[Records from a dataset]
>>

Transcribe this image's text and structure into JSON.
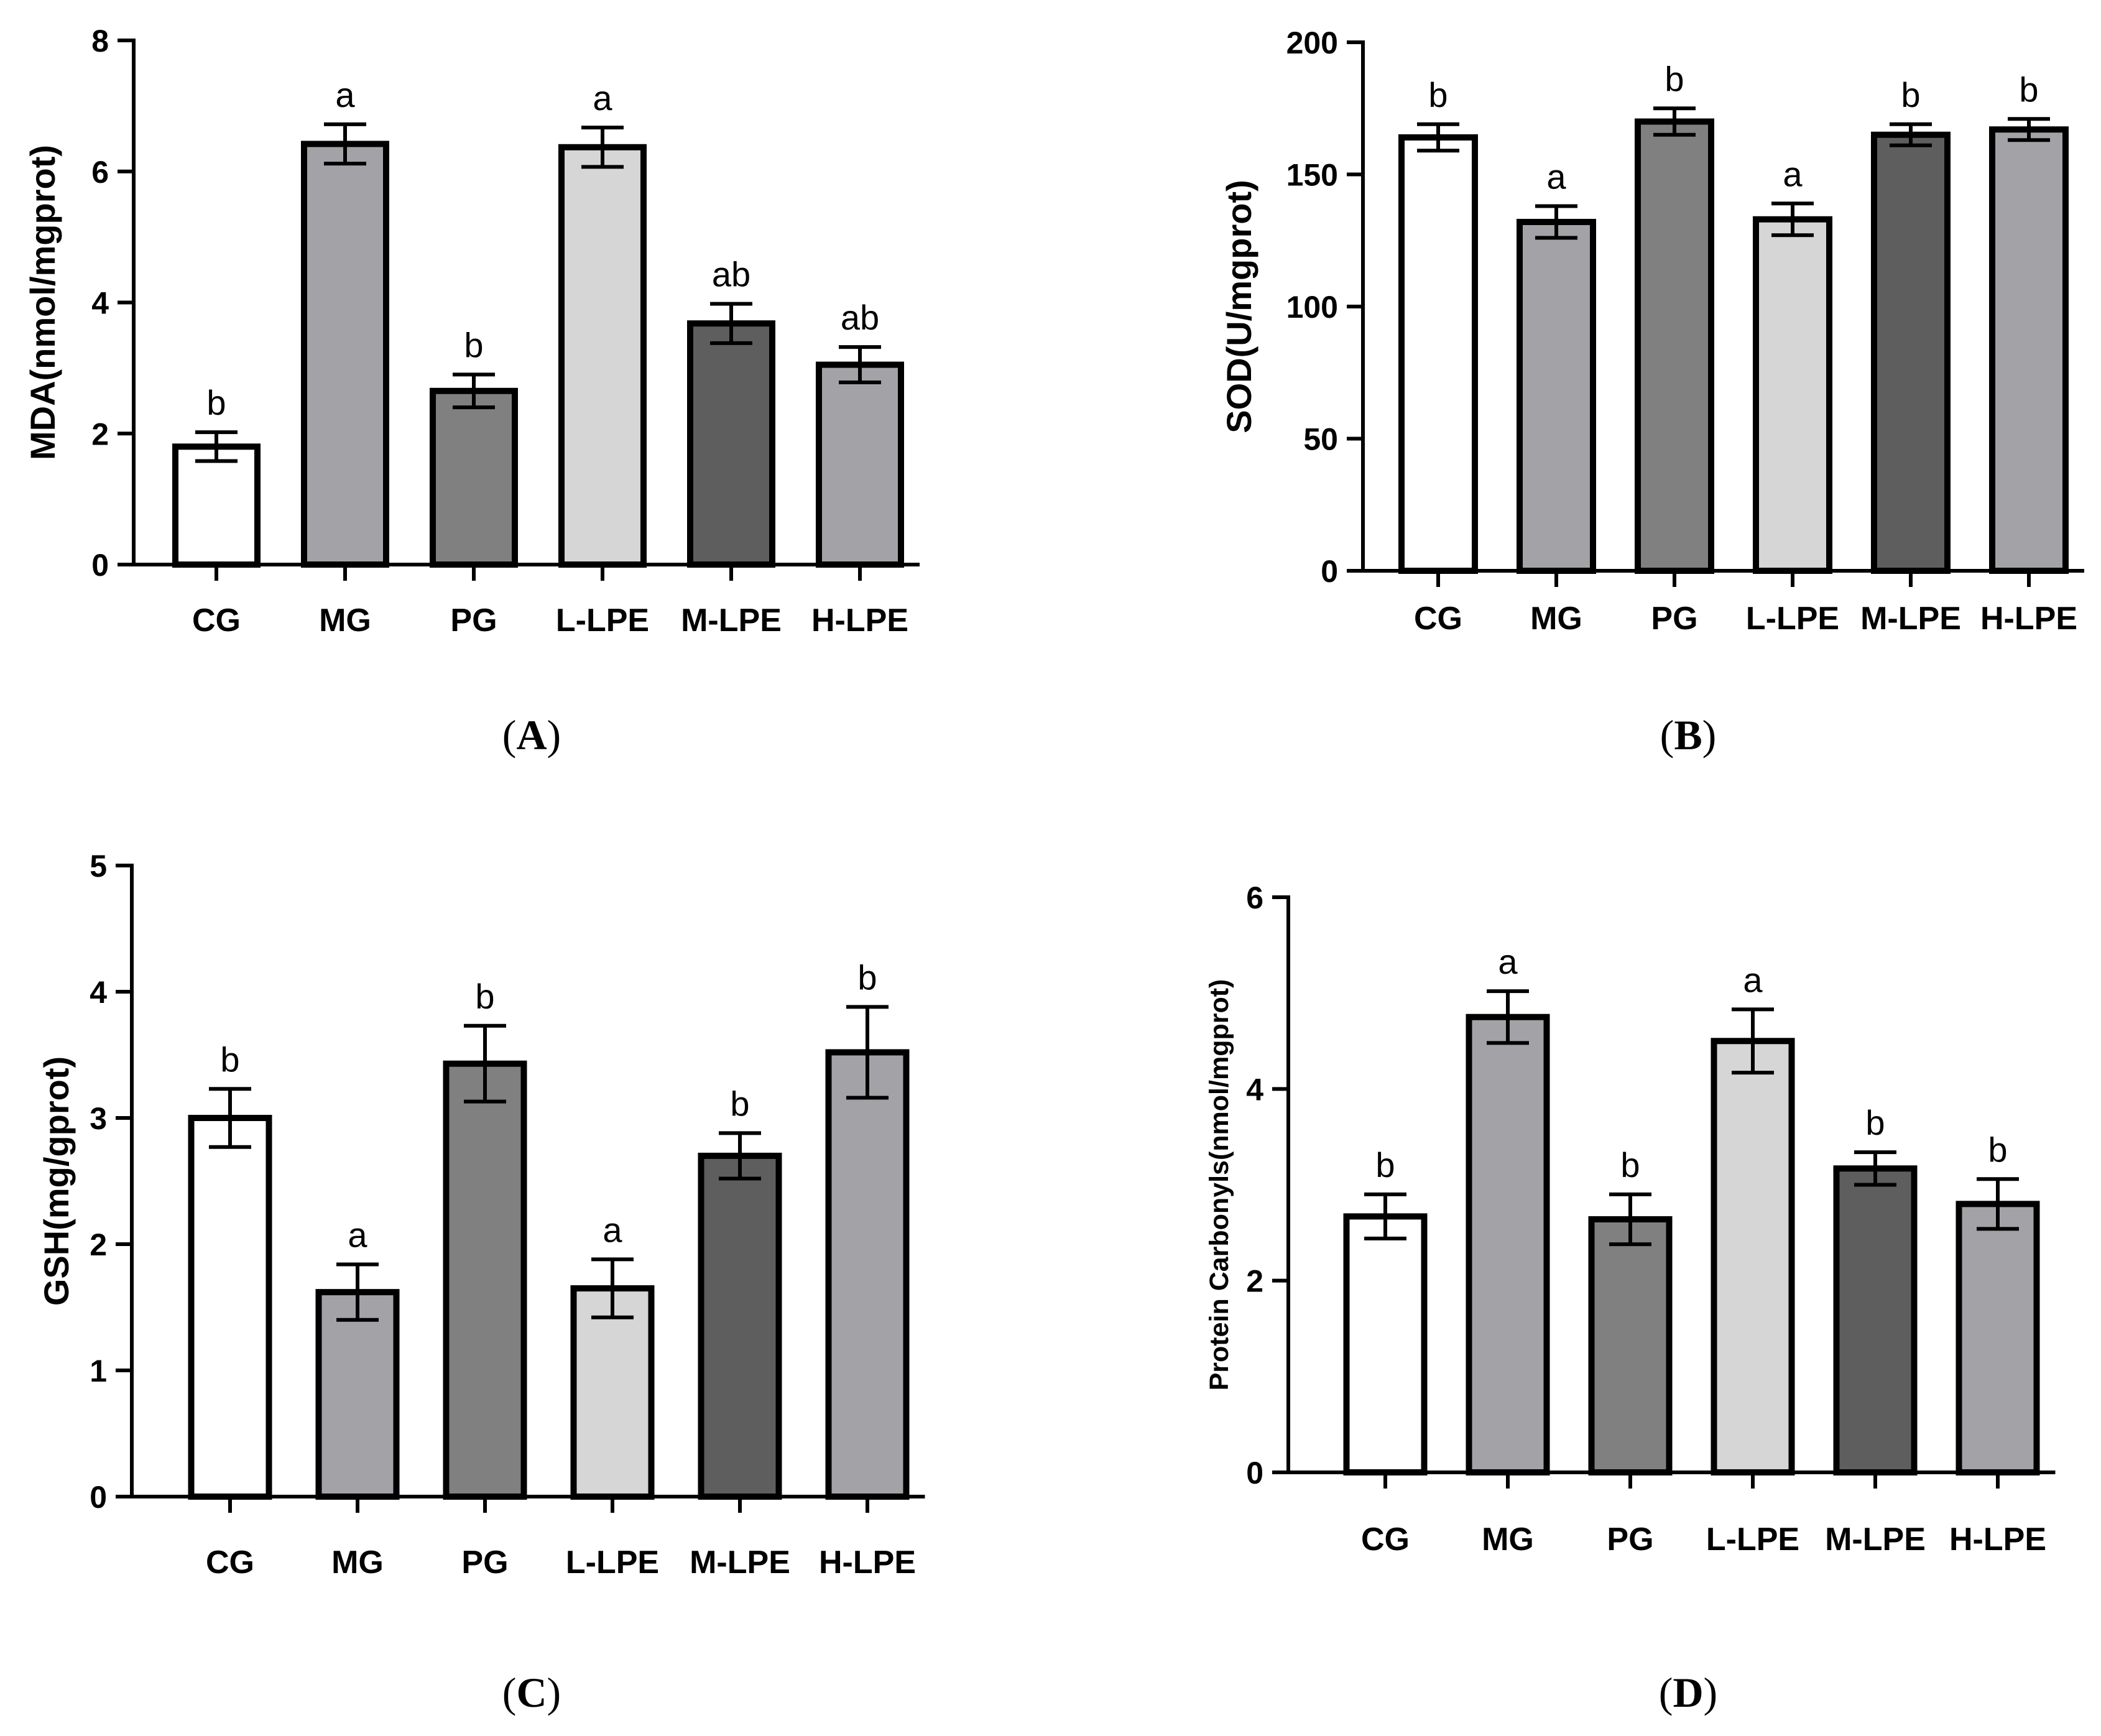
{
  "colors": {
    "axis": "#000000",
    "bar_fills": [
      "#ffffff",
      "#a3a3a7",
      "#808080",
      "#d6d6d6",
      "#5e5e5e",
      "#a3a3a7"
    ]
  },
  "chart_data": [
    {
      "panel": "A",
      "type": "bar",
      "ylabel": "MDA(nmol/mgprot)",
      "categories": [
        "CG",
        "MG",
        "PG",
        "L-LPE",
        "M-LPE",
        "H-LPE"
      ],
      "values": [
        1.8,
        6.42,
        2.65,
        6.37,
        3.68,
        3.05
      ],
      "errors": [
        0.22,
        0.3,
        0.25,
        0.3,
        0.3,
        0.27
      ],
      "significance": [
        "b",
        "a",
        "b",
        "a",
        "ab",
        "ab"
      ],
      "ylim": [
        0,
        8
      ],
      "yticks": [
        0,
        2,
        4,
        6,
        8
      ]
    },
    {
      "panel": "B",
      "type": "bar",
      "ylabel": "SOD(U/mgprot)",
      "categories": [
        "CG",
        "MG",
        "PG",
        "L-LPE",
        "M-LPE",
        "H-LPE"
      ],
      "values": [
        164,
        132,
        170,
        133,
        165,
        167
      ],
      "errors": [
        5,
        6,
        5,
        6,
        4,
        4
      ],
      "significance": [
        "b",
        "a",
        "b",
        "a",
        "b",
        "b"
      ],
      "ylim": [
        0,
        200
      ],
      "yticks": [
        0,
        50,
        100,
        150,
        200
      ]
    },
    {
      "panel": "C",
      "type": "bar",
      "ylabel": "GSH(mg/gprot)",
      "categories": [
        "CG",
        "MG",
        "PG",
        "L-LPE",
        "M-LPE",
        "H-LPE"
      ],
      "values": [
        3.0,
        1.62,
        3.43,
        1.65,
        2.7,
        3.52
      ],
      "errors": [
        0.23,
        0.22,
        0.3,
        0.23,
        0.18,
        0.36
      ],
      "significance": [
        "b",
        "a",
        "b",
        "a",
        "b",
        "b"
      ],
      "ylim": [
        0,
        5
      ],
      "yticks": [
        0,
        1,
        2,
        3,
        4,
        5
      ]
    },
    {
      "panel": "D",
      "type": "bar",
      "ylabel": "Protein Carbonyls(nmol/mgprot)",
      "categories": [
        "CG",
        "MG",
        "PG",
        "L-LPE",
        "M-LPE",
        "H-LPE"
      ],
      "values": [
        2.67,
        4.75,
        2.64,
        4.5,
        3.17,
        2.8
      ],
      "errors": [
        0.23,
        0.27,
        0.26,
        0.33,
        0.17,
        0.26
      ],
      "significance": [
        "b",
        "a",
        "b",
        "a",
        "b",
        "b"
      ],
      "ylim": [
        0,
        6
      ],
      "yticks": [
        0,
        2,
        4,
        6
      ]
    }
  ]
}
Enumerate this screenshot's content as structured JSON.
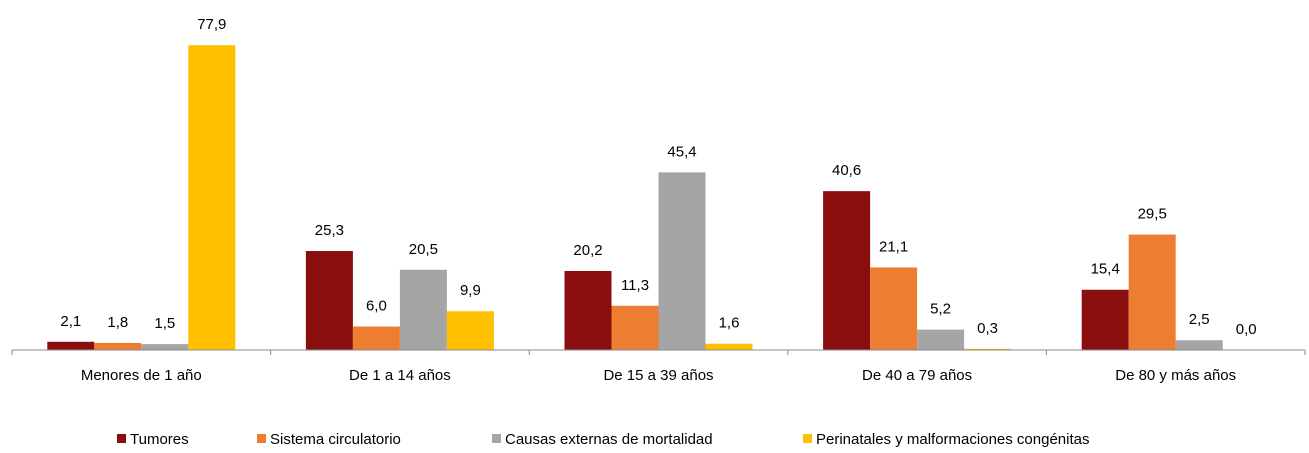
{
  "chart_data": {
    "type": "bar",
    "categories": [
      "Menores de 1 año",
      "De 1 a 14 años",
      "De 15 a 39 años",
      "De 40 a 79 años",
      "De 80 y más años"
    ],
    "series": [
      {
        "name": "Tumores",
        "color": "#8b0e0e",
        "values": [
          2.1,
          25.3,
          20.2,
          40.6,
          15.4
        ],
        "value_labels": [
          "2,1",
          "25,3",
          "20,2",
          "40,6",
          "15,4"
        ]
      },
      {
        "name": "Sistema circulatorio",
        "color": "#ed7d31",
        "values": [
          1.8,
          6.0,
          11.3,
          21.1,
          29.5
        ],
        "value_labels": [
          "1,8",
          "6,0",
          "11,3",
          "21,1",
          "29,5"
        ]
      },
      {
        "name": "Causas externas de mortalidad",
        "color": "#a5a5a5",
        "values": [
          1.5,
          20.5,
          45.4,
          5.2,
          2.5
        ],
        "value_labels": [
          "1,5",
          "20,5",
          "45,4",
          "5,2",
          "2,5"
        ]
      },
      {
        "name": "Perinatales y malformaciones congénitas",
        "color": "#ffc000",
        "values": [
          77.9,
          9.9,
          1.6,
          0.3,
          0.0
        ],
        "value_labels": [
          "77,9",
          "9,9",
          "1,6",
          "0,3",
          "0,0"
        ]
      }
    ],
    "ylim": [
      0,
      80
    ],
    "legend": "bottom"
  }
}
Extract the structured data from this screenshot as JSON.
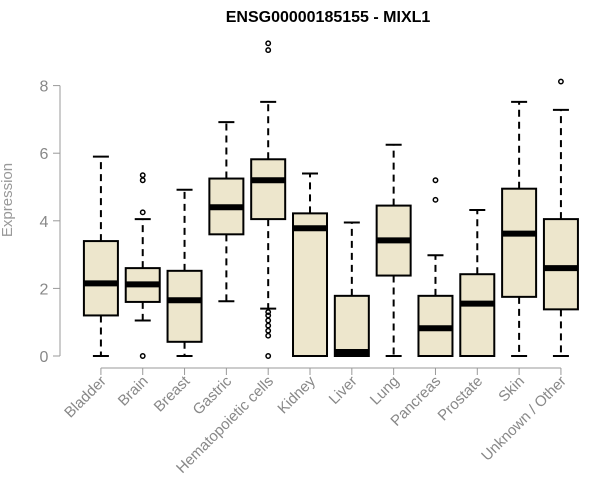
{
  "chart_data": {
    "type": "box",
    "title": "ENSG00000185155 - MIXL1",
    "xlabel": "",
    "ylabel": "Expression",
    "ylim": [
      0,
      9.3
    ],
    "yticks": [
      0,
      2,
      4,
      6,
      8
    ],
    "grid": false,
    "categories": [
      "Bladder",
      "Brain",
      "Breast",
      "Gastric",
      "Hematopoietic cells",
      "Kidney",
      "Liver",
      "Lung",
      "Pancreas",
      "Prostate",
      "Skin",
      "Unknown / Other"
    ],
    "boxes": [
      {
        "whislo": 0.0,
        "q1": 1.2,
        "med": 2.15,
        "q3": 3.4,
        "whishi": 5.9,
        "fliers": []
      },
      {
        "whislo": 1.05,
        "q1": 1.6,
        "med": 2.12,
        "q3": 2.6,
        "whishi": 4.05,
        "fliers": [
          0.0,
          4.25,
          5.2,
          5.35
        ]
      },
      {
        "whislo": 0.0,
        "q1": 0.42,
        "med": 1.65,
        "q3": 2.52,
        "whishi": 4.92,
        "fliers": []
      },
      {
        "whislo": 1.62,
        "q1": 3.6,
        "med": 4.4,
        "q3": 5.25,
        "whishi": 6.92,
        "fliers": []
      },
      {
        "whislo": 1.4,
        "q1": 4.05,
        "med": 5.2,
        "q3": 5.82,
        "whishi": 7.52,
        "fliers": [
          0.0,
          0.6,
          0.75,
          0.9,
          1.05,
          1.2,
          1.3,
          9.05,
          9.25
        ]
      },
      {
        "whislo": 0.0,
        "q1": 0.0,
        "med": 3.78,
        "q3": 4.22,
        "whishi": 5.4,
        "fliers": []
      },
      {
        "whislo": 0.0,
        "q1": 0.0,
        "med": 0.12,
        "q3": 1.78,
        "whishi": 3.95,
        "fliers": []
      },
      {
        "whislo": 0.0,
        "q1": 2.38,
        "med": 3.42,
        "q3": 4.45,
        "whishi": 6.25,
        "fliers": []
      },
      {
        "whislo": 0.0,
        "q1": 0.0,
        "med": 0.82,
        "q3": 1.78,
        "whishi": 2.98,
        "fliers": [
          4.62,
          5.2
        ]
      },
      {
        "whislo": 0.0,
        "q1": 0.0,
        "med": 1.55,
        "q3": 2.42,
        "whishi": 4.32,
        "fliers": []
      },
      {
        "whislo": 0.0,
        "q1": 1.75,
        "med": 3.62,
        "q3": 4.95,
        "whishi": 7.52,
        "fliers": []
      },
      {
        "whislo": 0.0,
        "q1": 1.38,
        "med": 2.6,
        "q3": 4.05,
        "whishi": 7.28,
        "fliers": [
          8.12
        ]
      }
    ],
    "colors": {
      "box_fill": "#ede6cc",
      "line": "#000000",
      "axis": "#999999",
      "tick_label": "#888888",
      "title": "#000000"
    }
  }
}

<<

Assigned task => The expected result is a copy of each line in the records where "JSON" appears.

Exercise output =>
Transcribe this image's text and structure into JSON.
Enumerate this screenshot's content as structured JSON.
Extract the structured data from this screenshot as JSON.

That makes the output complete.